Structured figure records:
+++++

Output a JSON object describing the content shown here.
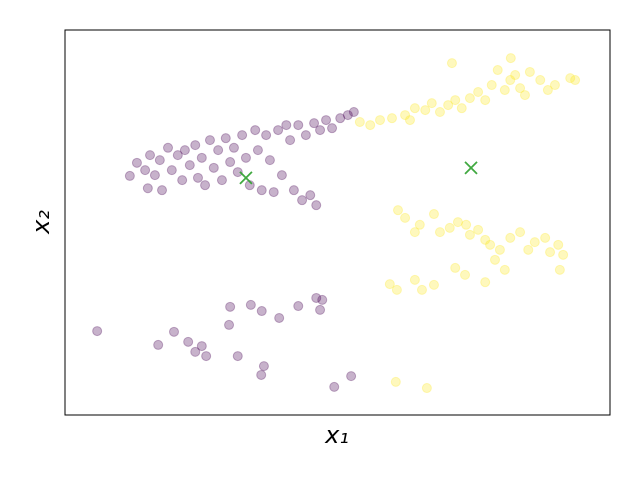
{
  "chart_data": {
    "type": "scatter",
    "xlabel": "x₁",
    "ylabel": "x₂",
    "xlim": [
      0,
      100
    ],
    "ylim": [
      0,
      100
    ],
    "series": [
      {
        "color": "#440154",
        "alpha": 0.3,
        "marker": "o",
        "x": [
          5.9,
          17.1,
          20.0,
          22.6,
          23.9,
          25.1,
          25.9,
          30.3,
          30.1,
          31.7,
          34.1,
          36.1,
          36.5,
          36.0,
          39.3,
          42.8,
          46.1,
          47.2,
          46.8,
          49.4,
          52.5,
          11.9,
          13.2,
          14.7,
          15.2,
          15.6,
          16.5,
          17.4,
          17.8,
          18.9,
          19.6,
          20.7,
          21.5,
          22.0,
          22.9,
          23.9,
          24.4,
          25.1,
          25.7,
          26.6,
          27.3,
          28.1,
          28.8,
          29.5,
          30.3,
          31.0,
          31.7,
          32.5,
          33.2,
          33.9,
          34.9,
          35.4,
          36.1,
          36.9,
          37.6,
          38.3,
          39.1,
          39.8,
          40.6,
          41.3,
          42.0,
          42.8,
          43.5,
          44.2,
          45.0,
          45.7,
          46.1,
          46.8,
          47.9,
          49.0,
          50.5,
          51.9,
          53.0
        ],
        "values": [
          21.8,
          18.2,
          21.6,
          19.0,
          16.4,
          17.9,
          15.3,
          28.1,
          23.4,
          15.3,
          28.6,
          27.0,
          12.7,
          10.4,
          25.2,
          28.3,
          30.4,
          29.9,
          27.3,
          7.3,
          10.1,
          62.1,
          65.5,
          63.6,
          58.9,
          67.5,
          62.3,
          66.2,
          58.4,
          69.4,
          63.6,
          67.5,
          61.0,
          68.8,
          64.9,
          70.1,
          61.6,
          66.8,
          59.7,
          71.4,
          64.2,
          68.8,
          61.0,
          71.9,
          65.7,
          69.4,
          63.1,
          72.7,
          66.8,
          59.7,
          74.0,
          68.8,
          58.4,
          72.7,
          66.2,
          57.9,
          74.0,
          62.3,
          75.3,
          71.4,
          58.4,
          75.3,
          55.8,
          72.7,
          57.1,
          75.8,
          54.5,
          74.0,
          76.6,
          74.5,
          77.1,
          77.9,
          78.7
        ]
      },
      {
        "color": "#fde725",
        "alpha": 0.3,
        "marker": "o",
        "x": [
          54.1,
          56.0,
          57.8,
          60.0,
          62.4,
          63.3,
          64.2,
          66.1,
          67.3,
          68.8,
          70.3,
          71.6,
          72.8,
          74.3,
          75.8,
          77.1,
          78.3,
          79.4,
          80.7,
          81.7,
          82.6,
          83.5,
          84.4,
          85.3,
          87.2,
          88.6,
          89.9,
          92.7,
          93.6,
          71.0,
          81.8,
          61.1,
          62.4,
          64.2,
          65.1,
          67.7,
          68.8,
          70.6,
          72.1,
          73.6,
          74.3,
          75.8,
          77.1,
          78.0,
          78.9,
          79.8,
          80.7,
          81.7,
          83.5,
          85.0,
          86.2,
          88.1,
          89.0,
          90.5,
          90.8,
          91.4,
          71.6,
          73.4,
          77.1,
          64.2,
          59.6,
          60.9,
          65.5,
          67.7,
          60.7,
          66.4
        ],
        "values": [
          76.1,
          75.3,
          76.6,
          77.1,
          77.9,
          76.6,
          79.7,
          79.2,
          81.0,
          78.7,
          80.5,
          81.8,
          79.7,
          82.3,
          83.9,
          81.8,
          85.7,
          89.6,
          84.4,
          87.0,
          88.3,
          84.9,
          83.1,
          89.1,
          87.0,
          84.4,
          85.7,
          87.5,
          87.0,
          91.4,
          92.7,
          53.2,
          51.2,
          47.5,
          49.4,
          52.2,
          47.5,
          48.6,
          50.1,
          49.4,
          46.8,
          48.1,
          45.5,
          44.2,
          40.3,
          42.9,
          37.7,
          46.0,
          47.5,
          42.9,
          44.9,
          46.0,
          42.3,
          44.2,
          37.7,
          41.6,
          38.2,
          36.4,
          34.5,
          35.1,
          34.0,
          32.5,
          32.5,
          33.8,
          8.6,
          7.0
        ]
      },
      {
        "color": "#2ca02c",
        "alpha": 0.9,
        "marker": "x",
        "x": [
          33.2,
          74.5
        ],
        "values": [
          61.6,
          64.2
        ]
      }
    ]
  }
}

+++++

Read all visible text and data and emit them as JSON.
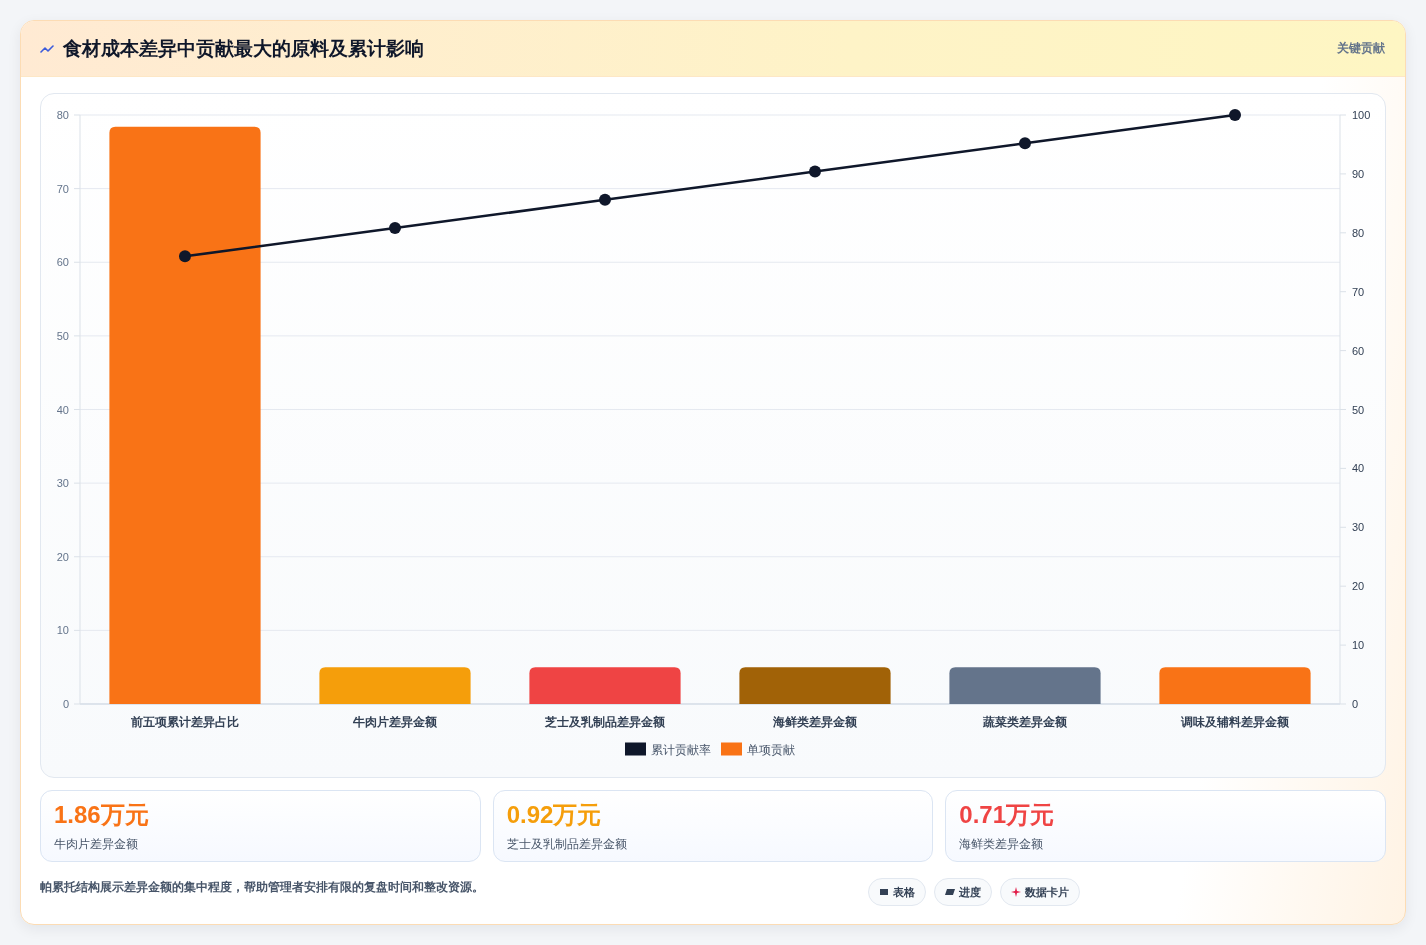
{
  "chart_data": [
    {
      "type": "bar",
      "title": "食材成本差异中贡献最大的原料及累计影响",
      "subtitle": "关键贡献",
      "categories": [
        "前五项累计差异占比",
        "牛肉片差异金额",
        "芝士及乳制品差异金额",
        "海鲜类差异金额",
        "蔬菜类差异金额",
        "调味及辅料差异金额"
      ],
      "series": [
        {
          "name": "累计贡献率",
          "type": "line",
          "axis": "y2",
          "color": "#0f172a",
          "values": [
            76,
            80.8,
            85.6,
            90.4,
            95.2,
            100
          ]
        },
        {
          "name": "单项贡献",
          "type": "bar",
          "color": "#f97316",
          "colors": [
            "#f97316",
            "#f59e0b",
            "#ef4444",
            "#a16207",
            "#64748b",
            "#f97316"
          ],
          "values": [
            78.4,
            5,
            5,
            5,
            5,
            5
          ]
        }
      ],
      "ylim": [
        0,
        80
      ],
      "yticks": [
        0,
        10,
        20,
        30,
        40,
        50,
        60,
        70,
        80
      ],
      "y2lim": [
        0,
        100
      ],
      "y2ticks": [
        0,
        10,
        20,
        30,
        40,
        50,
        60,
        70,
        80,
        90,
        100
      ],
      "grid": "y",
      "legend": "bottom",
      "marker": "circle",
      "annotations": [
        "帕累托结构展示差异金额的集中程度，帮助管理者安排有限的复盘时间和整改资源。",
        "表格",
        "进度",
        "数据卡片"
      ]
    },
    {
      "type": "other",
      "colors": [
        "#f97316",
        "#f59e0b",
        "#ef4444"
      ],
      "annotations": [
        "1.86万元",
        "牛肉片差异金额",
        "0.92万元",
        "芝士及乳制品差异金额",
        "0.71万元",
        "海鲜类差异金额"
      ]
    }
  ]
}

+++++

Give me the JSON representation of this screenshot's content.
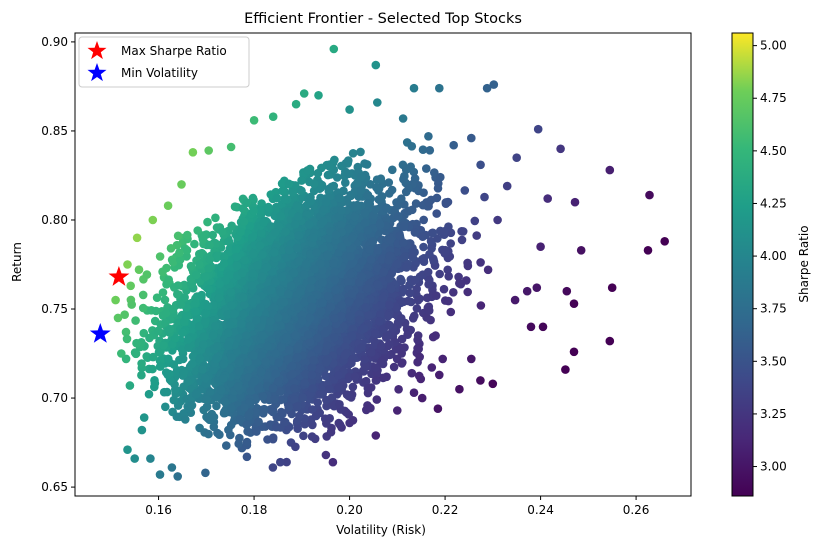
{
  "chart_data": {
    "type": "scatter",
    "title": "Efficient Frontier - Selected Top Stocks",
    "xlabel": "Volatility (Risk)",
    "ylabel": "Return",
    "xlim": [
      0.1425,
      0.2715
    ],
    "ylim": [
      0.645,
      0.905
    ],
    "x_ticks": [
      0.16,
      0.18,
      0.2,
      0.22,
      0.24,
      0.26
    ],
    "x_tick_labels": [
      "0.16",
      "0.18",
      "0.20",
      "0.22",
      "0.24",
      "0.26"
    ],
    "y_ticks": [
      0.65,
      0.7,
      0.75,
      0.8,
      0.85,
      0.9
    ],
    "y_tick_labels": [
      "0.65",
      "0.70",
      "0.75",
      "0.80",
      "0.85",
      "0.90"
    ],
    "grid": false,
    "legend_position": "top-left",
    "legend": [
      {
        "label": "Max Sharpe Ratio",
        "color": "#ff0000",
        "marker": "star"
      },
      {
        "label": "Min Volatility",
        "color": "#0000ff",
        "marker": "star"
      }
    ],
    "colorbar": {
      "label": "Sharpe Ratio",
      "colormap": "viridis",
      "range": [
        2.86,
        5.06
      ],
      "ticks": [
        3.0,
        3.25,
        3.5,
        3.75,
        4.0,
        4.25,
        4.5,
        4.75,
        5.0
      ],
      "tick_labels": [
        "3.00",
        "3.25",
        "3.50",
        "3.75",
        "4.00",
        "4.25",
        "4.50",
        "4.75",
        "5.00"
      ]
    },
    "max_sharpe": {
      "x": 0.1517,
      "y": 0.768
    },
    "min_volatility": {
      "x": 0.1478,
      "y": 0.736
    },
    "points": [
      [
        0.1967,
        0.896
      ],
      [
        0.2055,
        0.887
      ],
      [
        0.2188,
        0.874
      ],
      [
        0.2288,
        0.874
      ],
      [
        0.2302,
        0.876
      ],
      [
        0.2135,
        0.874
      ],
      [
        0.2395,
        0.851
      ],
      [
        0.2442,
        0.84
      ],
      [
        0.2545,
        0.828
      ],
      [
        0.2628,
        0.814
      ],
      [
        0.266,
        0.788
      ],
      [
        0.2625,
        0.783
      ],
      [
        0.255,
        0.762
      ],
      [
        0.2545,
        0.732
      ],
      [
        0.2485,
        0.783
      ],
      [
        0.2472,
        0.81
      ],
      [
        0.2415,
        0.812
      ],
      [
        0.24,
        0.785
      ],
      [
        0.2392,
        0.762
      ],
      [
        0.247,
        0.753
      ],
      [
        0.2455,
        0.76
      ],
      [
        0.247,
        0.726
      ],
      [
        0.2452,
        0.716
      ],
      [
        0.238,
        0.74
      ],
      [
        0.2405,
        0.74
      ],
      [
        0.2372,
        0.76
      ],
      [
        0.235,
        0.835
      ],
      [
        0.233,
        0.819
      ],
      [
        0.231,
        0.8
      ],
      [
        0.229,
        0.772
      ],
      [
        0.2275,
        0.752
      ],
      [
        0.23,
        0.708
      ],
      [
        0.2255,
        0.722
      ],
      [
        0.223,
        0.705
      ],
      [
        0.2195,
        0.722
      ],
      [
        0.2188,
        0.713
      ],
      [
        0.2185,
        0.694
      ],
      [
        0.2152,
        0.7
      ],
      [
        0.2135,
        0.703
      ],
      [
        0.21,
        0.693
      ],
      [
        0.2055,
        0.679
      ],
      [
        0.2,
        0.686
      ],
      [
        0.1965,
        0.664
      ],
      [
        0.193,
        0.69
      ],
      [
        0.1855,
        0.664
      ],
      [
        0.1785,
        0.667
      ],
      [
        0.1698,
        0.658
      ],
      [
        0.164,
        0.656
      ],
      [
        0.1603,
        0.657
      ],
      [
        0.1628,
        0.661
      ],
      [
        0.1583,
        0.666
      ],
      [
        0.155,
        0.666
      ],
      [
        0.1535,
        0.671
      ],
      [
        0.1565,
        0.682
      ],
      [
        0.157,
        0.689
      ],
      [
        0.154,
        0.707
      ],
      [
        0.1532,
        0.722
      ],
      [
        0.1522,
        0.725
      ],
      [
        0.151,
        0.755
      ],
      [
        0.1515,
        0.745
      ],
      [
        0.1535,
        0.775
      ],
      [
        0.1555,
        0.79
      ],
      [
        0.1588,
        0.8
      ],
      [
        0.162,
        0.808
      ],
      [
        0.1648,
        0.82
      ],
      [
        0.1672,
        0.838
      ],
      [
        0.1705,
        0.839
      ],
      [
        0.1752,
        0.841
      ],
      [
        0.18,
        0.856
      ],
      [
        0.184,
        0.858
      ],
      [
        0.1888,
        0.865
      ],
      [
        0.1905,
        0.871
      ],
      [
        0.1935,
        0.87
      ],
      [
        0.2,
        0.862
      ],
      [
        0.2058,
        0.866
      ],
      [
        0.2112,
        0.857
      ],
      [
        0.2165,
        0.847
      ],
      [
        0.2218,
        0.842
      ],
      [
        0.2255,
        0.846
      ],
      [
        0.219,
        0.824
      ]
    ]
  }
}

+++++

WRITTEN PROBLEM: Pick out every line of the listing containing the word "Ratio", and show those lines.

COMPLETED EXERCISE:
        "label": "Max Sharpe Ratio",
      "label": "Sharpe Ratio",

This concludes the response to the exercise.